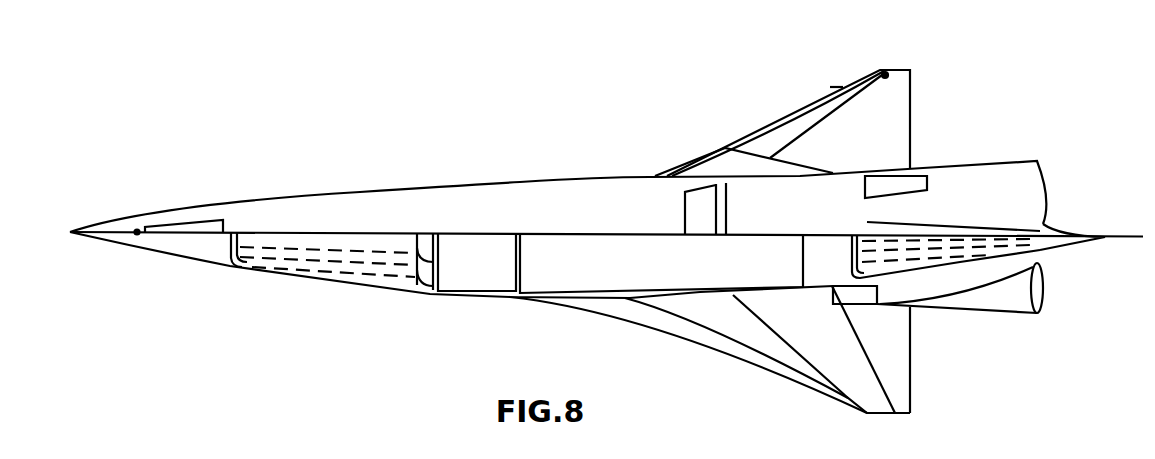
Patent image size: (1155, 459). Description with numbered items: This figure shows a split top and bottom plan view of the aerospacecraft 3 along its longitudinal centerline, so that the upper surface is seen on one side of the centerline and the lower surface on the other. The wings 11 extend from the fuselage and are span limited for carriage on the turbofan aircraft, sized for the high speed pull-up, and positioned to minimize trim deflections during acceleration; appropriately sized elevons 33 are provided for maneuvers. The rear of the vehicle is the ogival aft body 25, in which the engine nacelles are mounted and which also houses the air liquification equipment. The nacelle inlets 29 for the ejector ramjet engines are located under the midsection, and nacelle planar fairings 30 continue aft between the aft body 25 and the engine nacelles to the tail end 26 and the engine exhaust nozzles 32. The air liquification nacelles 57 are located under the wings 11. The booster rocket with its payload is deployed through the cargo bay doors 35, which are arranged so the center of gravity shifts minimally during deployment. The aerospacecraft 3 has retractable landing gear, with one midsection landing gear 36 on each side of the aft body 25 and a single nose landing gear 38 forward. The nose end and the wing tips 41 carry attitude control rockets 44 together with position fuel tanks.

The aerospacecraft 3 is at (262, 190).
The wings 11 is at (733, 347).
The aft body 25 is at (960, 263).
The tail end 26 is at (1053, 218).
The nacelle inlet 29 is at (685, 217).
The nacelle planar fairings 30 is at (715, 185).
The engine exhaust nozzles 32 is at (1043, 283).
The elevons 33 is at (912, 353).
The cargo bay doors 35 is at (565, 286).
The midsection landing gear 36 is at (907, 176).
The nose landing gear 38 is at (190, 228).
The wing tips 41 is at (880, 72).
The attitude control rockets 44 is at (136, 236).
The air liquification nacelles 57 is at (752, 172).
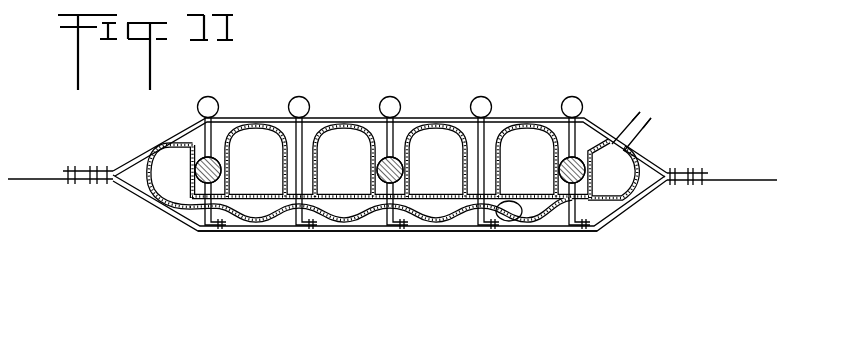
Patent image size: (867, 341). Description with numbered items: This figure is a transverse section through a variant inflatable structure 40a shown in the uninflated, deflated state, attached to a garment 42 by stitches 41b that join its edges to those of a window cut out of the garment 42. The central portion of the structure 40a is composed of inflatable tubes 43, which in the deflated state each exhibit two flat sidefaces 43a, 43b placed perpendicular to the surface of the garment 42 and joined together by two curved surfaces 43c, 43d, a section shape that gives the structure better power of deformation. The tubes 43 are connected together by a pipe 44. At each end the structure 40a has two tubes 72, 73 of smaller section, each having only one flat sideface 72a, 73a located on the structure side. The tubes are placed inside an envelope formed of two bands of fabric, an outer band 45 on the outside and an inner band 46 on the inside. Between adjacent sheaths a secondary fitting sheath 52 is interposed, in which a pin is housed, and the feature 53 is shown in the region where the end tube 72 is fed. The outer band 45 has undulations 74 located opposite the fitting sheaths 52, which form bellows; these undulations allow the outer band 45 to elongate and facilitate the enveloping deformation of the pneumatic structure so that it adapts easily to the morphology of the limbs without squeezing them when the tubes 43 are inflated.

The inflatable structure 40a is at (548, 240).
The stitches 41b is at (690, 182).
The garment 42 is at (50, 178).
The inflatable tubes 43 is at (345, 228).
The flat sideface 43a is at (223, 171).
The flat sideface 43b is at (288, 178).
The curved surface 43c is at (258, 222).
The curved surface 43d is at (253, 126).
The pipe 44 is at (516, 221).
The outer band of fabric 45 is at (522, 118).
The inner band of fabric 46 is at (432, 235).
The fitting sheath 52 is at (393, 133).
The inlet opening 53 is at (650, 119).
The end tube 72 is at (613, 176).
The flat sideface 72a is at (619, 141).
The end tube 73 is at (172, 177).
The flat sideface 73a is at (187, 190).
The undulations 74 is at (390, 97).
★ ★ ★ ★ ★ ★ ★
Directions:
Rewrite the listing above, changing "Patent image size" to "Drawing dimensions" wherever it appears and leaving everything else as it is. Leave the pictures out.

Solution for this task:
Drawing dimensions: (1155, 459). Description with numbered items: This figure shows a split top and bottom plan view of the aerospacecraft 3 along its longitudinal centerline, so that the upper surface is seen on one side of the centerline and the lower surface on the other. The wings 11 extend from the fuselage and are span limited for carriage on the turbofan aircraft, sized for the high speed pull-up, and positioned to minimize trim deflections during acceleration; appropriately sized elevons 33 are provided for maneuvers. The rear of the vehicle is the ogival aft body 25, in which the engine nacelles are mounted and which also houses the air liquification equipment. The nacelle inlets 29 for the ejector ramjet engines are located under the midsection, and nacelle planar fairings 30 continue aft between the aft body 25 and the engine nacelles to the tail end 26 and the engine exhaust nozzles 32. The air liquification nacelles 57 are located under the wings 11. The booster rocket with its payload is deployed through the cargo bay doors 35, which are arranged so the center of gravity shifts minimally during deployment. The aerospacecraft 3 has retractable landing gear, with one midsection landing gear 36 on each side of the aft body 25 and a single nose landing gear 38 forward. The nose end and the wing tips 41 carry attitude control rockets 44 together with position fuel tanks.

The aerospacecraft 3 is at (262, 190).
The wings 11 is at (733, 347).
The aft body 25 is at (960, 263).
The tail end 26 is at (1053, 218).
The nacelle inlet 29 is at (685, 217).
The nacelle planar fairings 30 is at (715, 185).
The engine exhaust nozzles 32 is at (1043, 283).
The elevons 33 is at (912, 353).
The cargo bay doors 35 is at (565, 286).
The midsection landing gear 36 is at (907, 176).
The nose landing gear 38 is at (190, 228).
The wing tips 41 is at (880, 72).
The attitude control rockets 44 is at (136, 236).
The air liquification nacelles 57 is at (752, 172).
Drawing dimensions: (867, 341). Description with numbered items: This figure is a transverse section through a variant inflatable structure 40a shown in the uninflated, deflated state, attached to a garment 42 by stitches 41b that join its edges to those of a window cut out of the garment 42. The central portion of the structure 40a is composed of inflatable tubes 43, which in the deflated state each exhibit two flat sidefaces 43a, 43b placed perpendicular to the surface of the garment 42 and joined together by two curved surfaces 43c, 43d, a section shape that gives the structure better power of deformation. The tubes 43 are connected together by a pipe 44. At each end the structure 40a has two tubes 72, 73 of smaller section, each having only one flat sideface 72a, 73a located on the structure side. The tubes are placed inside an envelope formed of two bands of fabric, an outer band 45 on the outside and an inner band 46 on the inside. Between adjacent sheaths a secondary fitting sheath 52 is interposed, in which a pin is housed, and the feature 53 is shown in the region where the end tube 72 is fed. The outer band 45 has undulations 74 located opposite the fitting sheaths 52, which form bellows; these undulations allow the outer band 45 to elongate and facilitate the enveloping deformation of the pneumatic structure so that it adapts easily to the morphology of the limbs without squeezing them when the tubes 43 are inflated.

The inflatable structure 40a is at (548, 240).
The stitches 41b is at (690, 182).
The garment 42 is at (50, 178).
The inflatable tubes 43 is at (345, 228).
The flat sideface 43a is at (223, 171).
The flat sideface 43b is at (288, 178).
The curved surface 43c is at (258, 222).
The curved surface 43d is at (253, 126).
The pipe 44 is at (516, 221).
The outer band of fabric 45 is at (522, 118).
The inner band of fabric 46 is at (432, 235).
The fitting sheath 52 is at (393, 133).
The inlet opening 53 is at (650, 119).
The end tube 72 is at (613, 176).
The flat sideface 72a is at (619, 141).
The end tube 73 is at (172, 177).
The flat sideface 73a is at (187, 190).
The undulations 74 is at (390, 97).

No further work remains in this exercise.